BEGIN Dataset records

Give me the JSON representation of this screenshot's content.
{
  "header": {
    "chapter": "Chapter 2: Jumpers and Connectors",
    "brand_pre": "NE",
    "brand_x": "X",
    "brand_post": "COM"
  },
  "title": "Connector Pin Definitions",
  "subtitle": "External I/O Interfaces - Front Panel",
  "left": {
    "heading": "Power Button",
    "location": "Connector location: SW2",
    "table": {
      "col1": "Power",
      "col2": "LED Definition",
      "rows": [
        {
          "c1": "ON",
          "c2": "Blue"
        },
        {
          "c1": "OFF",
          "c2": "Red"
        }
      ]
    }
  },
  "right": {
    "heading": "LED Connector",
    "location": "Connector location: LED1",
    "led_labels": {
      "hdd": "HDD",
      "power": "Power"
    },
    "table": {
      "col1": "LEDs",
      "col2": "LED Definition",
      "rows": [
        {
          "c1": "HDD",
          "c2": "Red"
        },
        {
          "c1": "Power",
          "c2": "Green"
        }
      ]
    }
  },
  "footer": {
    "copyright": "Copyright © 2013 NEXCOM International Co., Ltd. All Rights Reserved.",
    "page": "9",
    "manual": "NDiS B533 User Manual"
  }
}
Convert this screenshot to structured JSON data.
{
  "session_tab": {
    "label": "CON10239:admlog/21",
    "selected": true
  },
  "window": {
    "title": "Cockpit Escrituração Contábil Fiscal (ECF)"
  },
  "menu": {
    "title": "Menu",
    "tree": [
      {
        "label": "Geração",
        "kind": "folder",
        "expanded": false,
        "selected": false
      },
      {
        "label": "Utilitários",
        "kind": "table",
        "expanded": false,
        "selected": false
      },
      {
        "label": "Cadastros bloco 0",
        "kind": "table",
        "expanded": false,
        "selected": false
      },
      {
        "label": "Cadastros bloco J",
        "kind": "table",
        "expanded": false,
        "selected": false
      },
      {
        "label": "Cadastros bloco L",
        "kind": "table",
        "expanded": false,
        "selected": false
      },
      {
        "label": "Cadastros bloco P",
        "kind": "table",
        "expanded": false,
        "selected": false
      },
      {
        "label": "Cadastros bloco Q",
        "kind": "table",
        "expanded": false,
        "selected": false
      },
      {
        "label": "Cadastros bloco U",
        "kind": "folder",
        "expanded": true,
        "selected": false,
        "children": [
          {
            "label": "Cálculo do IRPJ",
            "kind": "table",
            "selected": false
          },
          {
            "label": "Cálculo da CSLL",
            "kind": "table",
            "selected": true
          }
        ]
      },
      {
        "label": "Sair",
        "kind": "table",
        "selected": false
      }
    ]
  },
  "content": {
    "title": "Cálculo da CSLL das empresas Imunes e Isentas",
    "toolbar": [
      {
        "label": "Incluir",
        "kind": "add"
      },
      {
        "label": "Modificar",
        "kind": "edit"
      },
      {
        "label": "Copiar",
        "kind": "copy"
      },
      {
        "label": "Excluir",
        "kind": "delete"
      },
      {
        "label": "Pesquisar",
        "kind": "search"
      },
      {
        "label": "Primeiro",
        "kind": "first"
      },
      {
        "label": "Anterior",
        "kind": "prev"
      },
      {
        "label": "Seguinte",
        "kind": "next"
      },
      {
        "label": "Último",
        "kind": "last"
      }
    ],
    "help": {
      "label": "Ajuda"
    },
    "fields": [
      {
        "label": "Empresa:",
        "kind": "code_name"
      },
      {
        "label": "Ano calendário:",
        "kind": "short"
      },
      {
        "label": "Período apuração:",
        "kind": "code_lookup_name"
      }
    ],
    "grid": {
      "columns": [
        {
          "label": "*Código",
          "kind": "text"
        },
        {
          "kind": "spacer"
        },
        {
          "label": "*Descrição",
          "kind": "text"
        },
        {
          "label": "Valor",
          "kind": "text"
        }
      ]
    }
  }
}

END Dataset records

What to do: Copy out each line in the preceding records that contains "bloco".

Response for this exercise:
        "label": "Cadastros bloco 0",
        "label": "Cadastros bloco J",
        "label": "Cadastros bloco L",
        "label": "Cadastros bloco P",
        "label": "Cadastros bloco Q",
        "label": "Cadastros bloco U",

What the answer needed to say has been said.